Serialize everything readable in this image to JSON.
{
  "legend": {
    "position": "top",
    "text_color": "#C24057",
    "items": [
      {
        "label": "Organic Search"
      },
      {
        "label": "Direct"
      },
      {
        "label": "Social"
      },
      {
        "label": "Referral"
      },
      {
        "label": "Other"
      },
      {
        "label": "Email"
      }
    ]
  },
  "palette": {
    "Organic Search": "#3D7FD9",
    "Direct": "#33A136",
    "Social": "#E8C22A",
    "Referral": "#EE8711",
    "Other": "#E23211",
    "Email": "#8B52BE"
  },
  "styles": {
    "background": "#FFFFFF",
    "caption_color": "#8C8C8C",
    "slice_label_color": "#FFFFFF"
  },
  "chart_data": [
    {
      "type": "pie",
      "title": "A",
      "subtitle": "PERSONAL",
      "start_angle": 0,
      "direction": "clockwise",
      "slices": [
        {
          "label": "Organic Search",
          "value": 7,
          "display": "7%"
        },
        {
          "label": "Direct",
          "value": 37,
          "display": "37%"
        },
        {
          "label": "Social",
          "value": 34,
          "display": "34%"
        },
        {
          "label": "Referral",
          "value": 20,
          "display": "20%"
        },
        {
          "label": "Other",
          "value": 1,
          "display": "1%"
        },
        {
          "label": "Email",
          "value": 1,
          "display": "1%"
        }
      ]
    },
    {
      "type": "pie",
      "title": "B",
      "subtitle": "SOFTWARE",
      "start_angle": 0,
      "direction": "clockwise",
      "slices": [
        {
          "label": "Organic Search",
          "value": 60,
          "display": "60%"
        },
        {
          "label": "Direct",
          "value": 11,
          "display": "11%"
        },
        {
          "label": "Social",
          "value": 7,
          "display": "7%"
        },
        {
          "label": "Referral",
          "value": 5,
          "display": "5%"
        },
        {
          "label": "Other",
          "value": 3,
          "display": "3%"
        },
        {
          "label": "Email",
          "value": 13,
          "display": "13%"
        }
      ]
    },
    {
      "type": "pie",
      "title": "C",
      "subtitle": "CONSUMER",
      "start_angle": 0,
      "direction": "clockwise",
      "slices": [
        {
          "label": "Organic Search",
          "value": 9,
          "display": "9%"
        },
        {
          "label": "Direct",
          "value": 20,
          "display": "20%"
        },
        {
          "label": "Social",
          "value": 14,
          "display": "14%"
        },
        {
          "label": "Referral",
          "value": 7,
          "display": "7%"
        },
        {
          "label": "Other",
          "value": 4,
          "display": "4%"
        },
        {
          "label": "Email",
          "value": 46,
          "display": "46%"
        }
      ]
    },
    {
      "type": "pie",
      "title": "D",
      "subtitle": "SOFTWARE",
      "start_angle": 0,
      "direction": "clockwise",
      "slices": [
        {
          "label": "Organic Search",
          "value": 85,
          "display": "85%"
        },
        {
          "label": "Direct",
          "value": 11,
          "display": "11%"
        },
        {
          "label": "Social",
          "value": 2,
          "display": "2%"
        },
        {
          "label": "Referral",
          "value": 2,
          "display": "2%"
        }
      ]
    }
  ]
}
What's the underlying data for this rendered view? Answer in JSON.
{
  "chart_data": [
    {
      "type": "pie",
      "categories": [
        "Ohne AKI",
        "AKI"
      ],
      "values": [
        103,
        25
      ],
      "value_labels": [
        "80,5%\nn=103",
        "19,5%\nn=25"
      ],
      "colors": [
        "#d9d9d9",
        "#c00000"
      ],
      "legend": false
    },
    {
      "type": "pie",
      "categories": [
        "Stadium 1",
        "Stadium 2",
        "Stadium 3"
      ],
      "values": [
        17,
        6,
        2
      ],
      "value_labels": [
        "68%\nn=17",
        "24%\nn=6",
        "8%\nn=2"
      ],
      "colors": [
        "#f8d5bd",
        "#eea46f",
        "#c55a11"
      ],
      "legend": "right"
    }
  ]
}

- WORK TO DO:
Repeat the material above in full, quoting it exactly.

- WORKED SOLUTION:
Serialize everything readable in this image to JSON.
{
  "legend": {
    "position": "top",
    "text_color": "#C24057",
    "items": [
      {
        "label": "Organic Search"
      },
      {
        "label": "Direct"
      },
      {
        "label": "Social"
      },
      {
        "label": "Referral"
      },
      {
        "label": "Other"
      },
      {
        "label": "Email"
      }
    ]
  },
  "palette": {
    "Organic Search": "#3D7FD9",
    "Direct": "#33A136",
    "Social": "#E8C22A",
    "Referral": "#EE8711",
    "Other": "#E23211",
    "Email": "#8B52BE"
  },
  "styles": {
    "background": "#FFFFFF",
    "caption_color": "#8C8C8C",
    "slice_label_color": "#FFFFFF"
  },
  "chart_data": [
    {
      "type": "pie",
      "title": "A",
      "subtitle": "PERSONAL",
      "start_angle": 0,
      "direction": "clockwise",
      "slices": [
        {
          "label": "Organic Search",
          "value": 7,
          "display": "7%"
        },
        {
          "label": "Direct",
          "value": 37,
          "display": "37%"
        },
        {
          "label": "Social",
          "value": 34,
          "display": "34%"
        },
        {
          "label": "Referral",
          "value": 20,
          "display": "20%"
        },
        {
          "label": "Other",
          "value": 1,
          "display": "1%"
        },
        {
          "label": "Email",
          "value": 1,
          "display": "1%"
        }
      ]
    },
    {
      "type": "pie",
      "title": "B",
      "subtitle": "SOFTWARE",
      "start_angle": 0,
      "direction": "clockwise",
      "slices": [
        {
          "label": "Organic Search",
          "value": 60,
          "display": "60%"
        },
        {
          "label": "Direct",
          "value": 11,
          "display": "11%"
        },
        {
          "label": "Social",
          "value": 7,
          "display": "7%"
        },
        {
          "label": "Referral",
          "value": 5,
          "display": "5%"
        },
        {
          "label": "Other",
          "value": 3,
          "display": "3%"
        },
        {
          "label": "Email",
          "value": 13,
          "display": "13%"
        }
      ]
    },
    {
      "type": "pie",
      "title": "C",
      "subtitle": "CONSUMER",
      "start_angle": 0,
      "direction": "clockwise",
      "slices": [
        {
          "label": "Organic Search",
          "value": 9,
          "display": "9%"
        },
        {
          "label": "Direct",
          "value": 20,
          "display": "20%"
        },
        {
          "label": "Social",
          "value": 14,
          "display": "14%"
        },
        {
          "label": "Referral",
          "value": 7,
          "display": "7%"
        },
        {
          "label": "Other",
          "value": 4,
          "display": "4%"
        },
        {
          "label": "Email",
          "value": 46,
          "display": "46%"
        }
      ]
    },
    {
      "type": "pie",
      "title": "D",
      "subtitle": "SOFTWARE",
      "start_angle": 0,
      "direction": "clockwise",
      "slices": [
        {
          "label": "Organic Search",
          "value": 85,
          "display": "85%"
        },
        {
          "label": "Direct",
          "value": 11,
          "display": "11%"
        },
        {
          "label": "Social",
          "value": 2,
          "display": "2%"
        },
        {
          "label": "Referral",
          "value": 2,
          "display": "2%"
        }
      ]
    }
  ]
}
What's the underlying data for this rendered view? Answer in JSON.
{
  "chart_data": [
    {
      "type": "pie",
      "categories": [
        "Ohne AKI",
        "AKI"
      ],
      "values": [
        103,
        25
      ],
      "value_labels": [
        "80,5%\nn=103",
        "19,5%\nn=25"
      ],
      "colors": [
        "#d9d9d9",
        "#c00000"
      ],
      "legend": false
    },
    {
      "type": "pie",
      "categories": [
        "Stadium 1",
        "Stadium 2",
        "Stadium 3"
      ],
      "values": [
        17,
        6,
        2
      ],
      "value_labels": [
        "68%\nn=17",
        "24%\nn=6",
        "8%\nn=2"
      ],
      "colors": [
        "#f8d5bd",
        "#eea46f",
        "#c55a11"
      ],
      "legend": "right"
    }
  ]
}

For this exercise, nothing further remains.